Read the material below and tally how many lines hold the word "document", giving the number and nothing else.

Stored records
▽
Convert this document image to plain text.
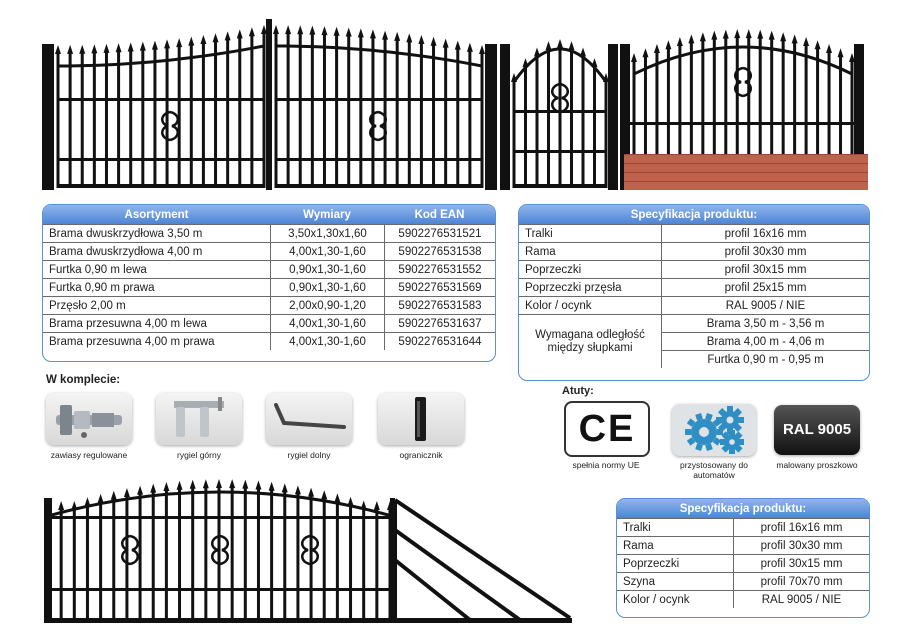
Asortyment	Wymiary	Kod EAN
Brama dwuskrzydłowa 3,50 m	3,50x1,30x1,60	5902276531521
Brama dwuskrzydłowa 4,00 m	4,00x1,30-1,60	5902276531538
Furtka 0,90 m lewa	0,90x1,30-1,60	5902276531552
Furtka 0,90 m prawa	0,90x1,30-1,60	5902276531569
Przęsło 2,00 m	2,00x0,90-1,20	5902276531583
Brama przesuwna 4,00 m lewa	4,00x1,30-1,60	5902276531637
Brama przesuwna 4,00 m prawa	4,00x1,30-1,60	5902276531644
Specyfikacja produktu:	
Tralki	profil 16x16 mm
Rama	profil 30x30 mm
Poprzeczki	profil 30x15 mm
Poprzeczki przęsła	profil 25x15 mm
Kolor / ocynk	RAL 9005 / NIE
Wymagana odległość między słupkami	Brama 3,50 m - 3,56 m
	Brama 4,00 m - 4,06 m
	Furtka 0,90 m - 0,95 m
W komplecie:
zawiasy regulowane	rygiel górny	rygiel dolny	ogranicznik
Atuty:
CE
spełnia normy UE	przystosowany do automatów
RAL 9005
malowany proszkowo
Specyfikacja produktu:	
Tralki	profil 16x16 mm
Rama	profil 30x30 mm
Poprzeczki	profil 30x15 mm
Szyna	profil 70x70 mm
Kolor / ocynk	RAL 9005 / NIE
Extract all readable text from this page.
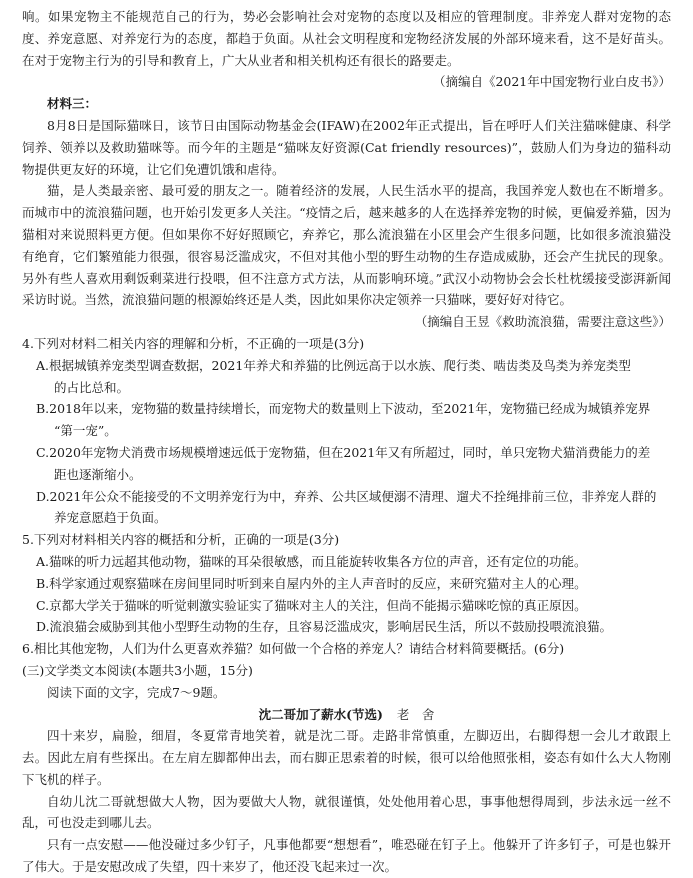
响。如果宠物主不能规范自己的行为，势必会影响社会对宠物的态度以及相应的管理制度。非养宠人群对宠物的态度、养宠意愿、对养宠行为的态度，都趋于负面。从社会文明程度和宠物经济发展的外部环境来看，这不是好苗头。在对于宠物主行为的引导和教育上，广大从业者和相关机构还有很长的路要走。

（摘编自《2021年中国宠物行业白皮书》）

材料三：

8月8日是国际猫咪日，该节日由国际动物基金会(IFAW)在2002年正式提出，旨在呼吁人们关注猫咪健康、科学饲养、领养以及救助猫咪等。而今年的主题是“猫咪友好资源(Cat friendly resources)”，鼓励人们为身边的猫科动物提供更友好的环境，让它们免遭饥饿和虐待。

猫，是人类最亲密、最可爱的朋友之一。随着经济的发展，人民生活水平的提高，我国养宠人数也在不断增多。而城市中的流浪猫问题，也开始引发更多人关注。“疫情之后，越来越多的人在选择养宠物的时候，更偏爱养猫，因为猫相对来说照料更方便。但如果你不好好照顾它，弃养它，那么流浪猫在小区里会产生很多问题，比如很多流浪猫没有绝育，它们繁殖能力很强，很容易泛滥成灾，不但对其他小型的野生动物的生存造成威胁，还会产生扰民的现象。另外有些人喜欢用剩饭剩菜进行投喂，但不注意方式方法，从而影响环境。”武汉小动物协会会长杜枕缓接受澎湃新闻采访时说。当然，流浪猫问题的根源始终还是人类，因此如果你决定领养一只猫咪，要好好对待它。

（摘编自王昱《救助流浪猫，需要注意这些》）

4.下列对材料二相关内容的理解和分析，不正确的一项是(3分)

A.根据城镇养宠类型调查数据，2021年养犬和养猫的比例远高于以水族、爬行类、啮齿类及鸟类为养宠类型

的占比总和。

B.2018年以来，宠物猫的数量持续增长，而宠物犬的数量则上下波动，至2021年，宠物猫已经成为城镇养宠界

“第一宠”。

C.2020年宠物犬消费市场规模增速远低于宠物猫，但在2021年又有所超过，同时，单只宠物犬猫消费能力的差

距也逐渐缩小。

D.2021年公众不能接受的不文明养宠行为中，弃养、公共区域便溺不清理、遛犬不拴绳排前三位，非养宠人群的

养宠意愿趋于负面。

5.下列对材料相关内容的概括和分析，正确的一项是(3分)

A.猫咪的听力远超其他动物，猫咪的耳朵很敏感，而且能旋转收集各方位的声音，还有定位的功能。

B.科学家通过观察猫咪在房间里同时听到来自屋内外的主人声音时的反应，来研究猫对主人的心理。

C.京都大学关于猫咪的听觉刺激实验证实了猫咪对主人的关注，但尚不能揭示猫咪吃惊的真正原因。

D.流浪猫会威胁到其他小型野生动物的生存，且容易泛滥成灾，影响居民生活，所以不鼓励投喂流浪猫。

6.相比其他宠物，人们为什么更喜欢养猫？如何做一个合格的养宠人？请结合材料简要概括。(6分)

(三)文学类文本阅读(本题共3小题，15分)

阅读下面的文字，完成7～9题。

沈二哥加了薪水(节选) 老　舍

四十来岁，扁脸，细眉，冬夏常青地笑着，就是沈二哥。走路非常慎重，左脚迈出，右脚得想一会儿才敢跟上去。因此左肩有些探出。在左肩左脚都伸出去，而右脚正思索着的时候，很可以给他照张相，姿态有如什么大人物刚下飞机的样子。

自幼儿沈二哥就想做大人物，因为要做大人物，就很谨慎，处处他用着心思，事事他想得周到，步法永远一丝不乱，可也没走到哪儿去。

只有一点安慰——他没碰过多少钉子，凡事他都要“想想看”，唯恐碰在钉子上。他躲开了许多钉子，可是也躲开了伟大。于是安慰改成了失望，四十来岁了，他还没飞起来过一次。
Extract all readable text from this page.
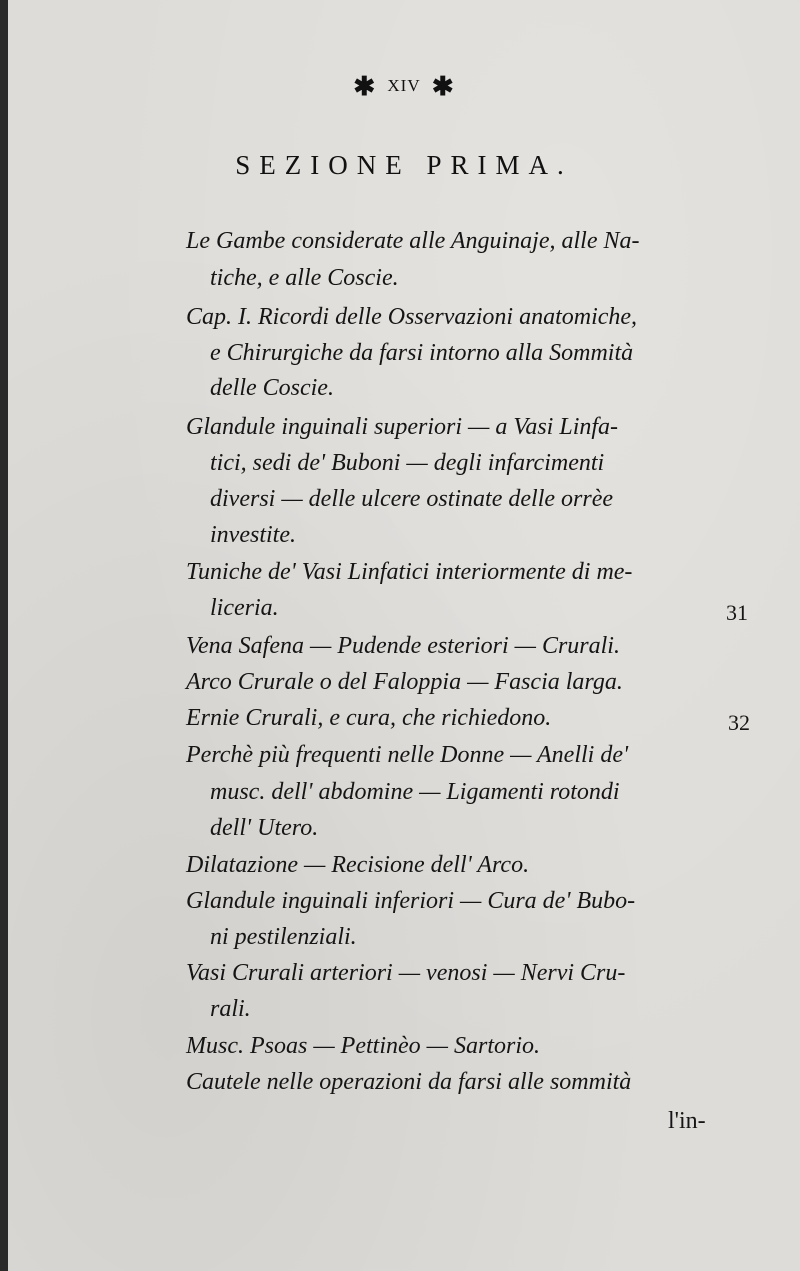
✱ XIV ✱
SEZIONE PRIMA.
Le Gambe considerate alle Anguinaje, alle Na-
tiche, e alle Coscie.
Cap. I. Ricordi delle Osservazioni anatomiche,
e Chirurgiche da farsi intorno alla Sommità
delle Coscie.
Glandule inguinali superiori — a Vasi Linfa-
tici, sedi de' Buboni — degli infarcimenti
diversi — delle ulcere ostinate delle orrèe
investite.
Tuniche de' Vasi Linfatici interiormente di me-
liceria.
Vena Safena — Pudende esteriori — Crurali.
Arco Crurale o del Faloppia — Fascia larga.
Ernie Crurali, e cura, che richiedono.
Perchè più frequenti nelle Donne — Anelli de'
musc. dell' abdomine — Ligamenti rotondi
dell' Utero.
Dilatazione — Recisione dell' Arco.
Glandule inguinali inferiori — Cura de' Bubo-
ni pestilenziali.
Vasi Crurali arteriori — venosi — Nervi Cru-
rali.
Musc. Psoas — Pettinèo — Sartorio.
Cautele nelle operazioni da farsi alle sommità
31
32
l'in-
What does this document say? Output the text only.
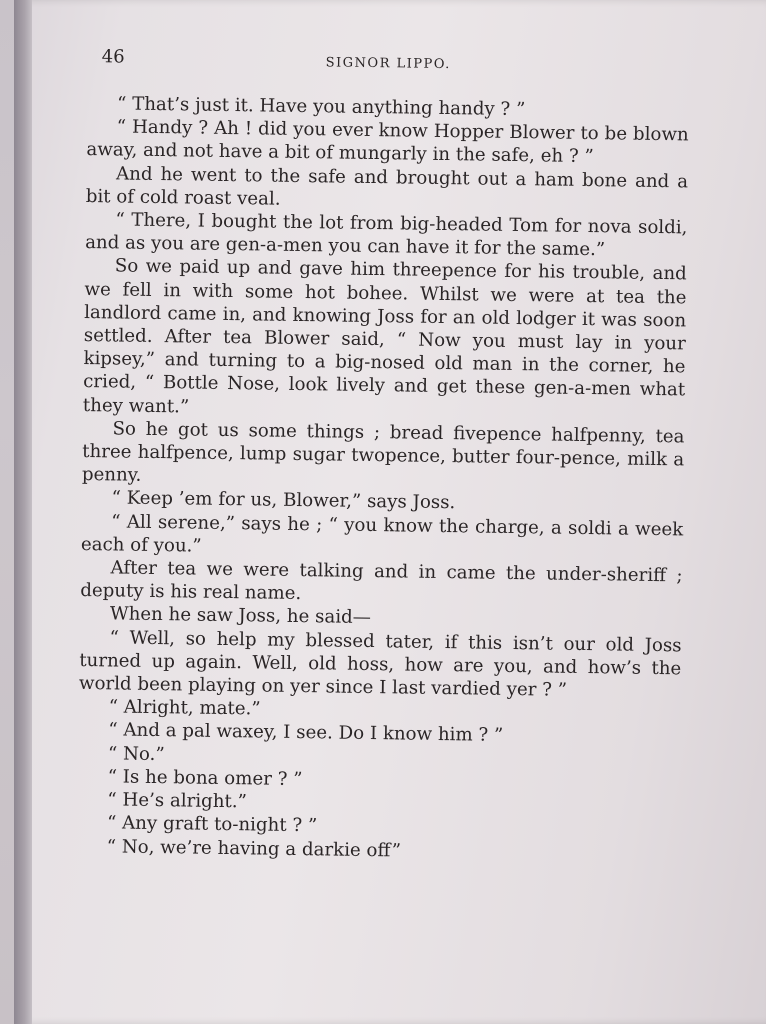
46	SIGNOR LIPPO.

“ That’s just it. Have you anything handy ? ”

“ Handy ? Ah ! did you ever know Hopper Blower to be blown away, and not have a bit of mungarly in the safe, eh ? ”

And he went to the safe and brought out a ham bone and a bit of cold roast veal.

“ There, I bought the lot from big-headed Tom for nova soldi, and as you are gen-a-men you can have it for the same.”

So we paid up and gave him threepence for his trouble, and we fell in with some hot bohee. Whilst we were at tea the landlord came in, and knowing Joss for an old lodger it was soon settled. After tea Blower said, “ Now you must lay in your kipsey,” and turning to a big-nosed old man in the corner, he cried, “ Bottle Nose, look lively and get these gen-a-men what they want.”

So he got us some things ; bread fivepence halfpenny, tea three halfpence, lump sugar twopence, butter four-pence, milk a penny.

“ Keep ’em for us, Blower,” says Joss.

“ All serene,” says he ; “ you know the charge, a soldi a week each of you.”

After tea we were talking and in came the under-sheriff ; deputy is his real name.

When he saw Joss, he said—

“ Well, so help my blessed tater, if this isn’t our old Joss turned up again. Well, old hoss, how are you, and how’s the world been playing on yer since I last vardied yer ? ”

“ Alright, mate.”

“ And a pal waxey, I see. Do I know him ? ”

“ No.”

“ Is he bona omer ? ”

“ He’s alright.”

“ Any graft to-night ? ”

“ No, we’re having a darkie off”
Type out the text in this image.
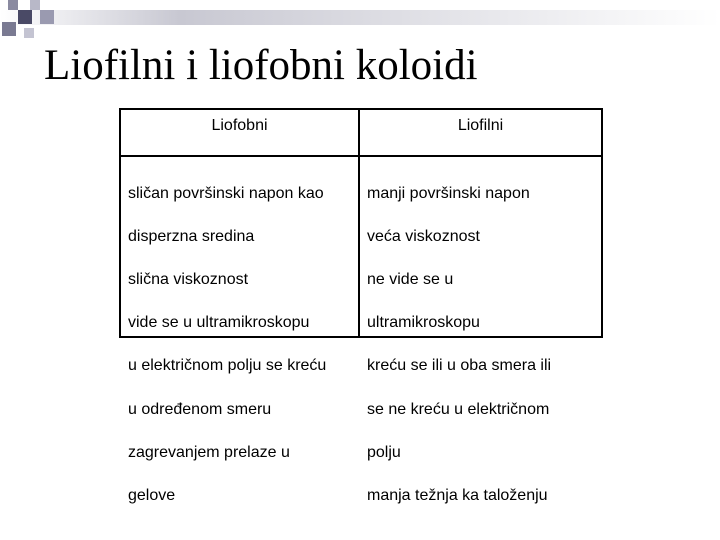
Liofilni i liofobni koloidi
Liofobni	Liofilni

sličan površinski napon kao

disperzna sredina

slična viskoznost

vide se u ultramikroskopu

u električnom polju se kreću

u određenom smeru

zagrevanjem prelaze u

gelove

manji površinski napon

veća viskoznost

ne vide se u

ultramikroskopu

kreću se ili u oba smera ili

se ne kreću u električnom

polju

manja težnja ka taloženju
△
§ Result for this exercise: 2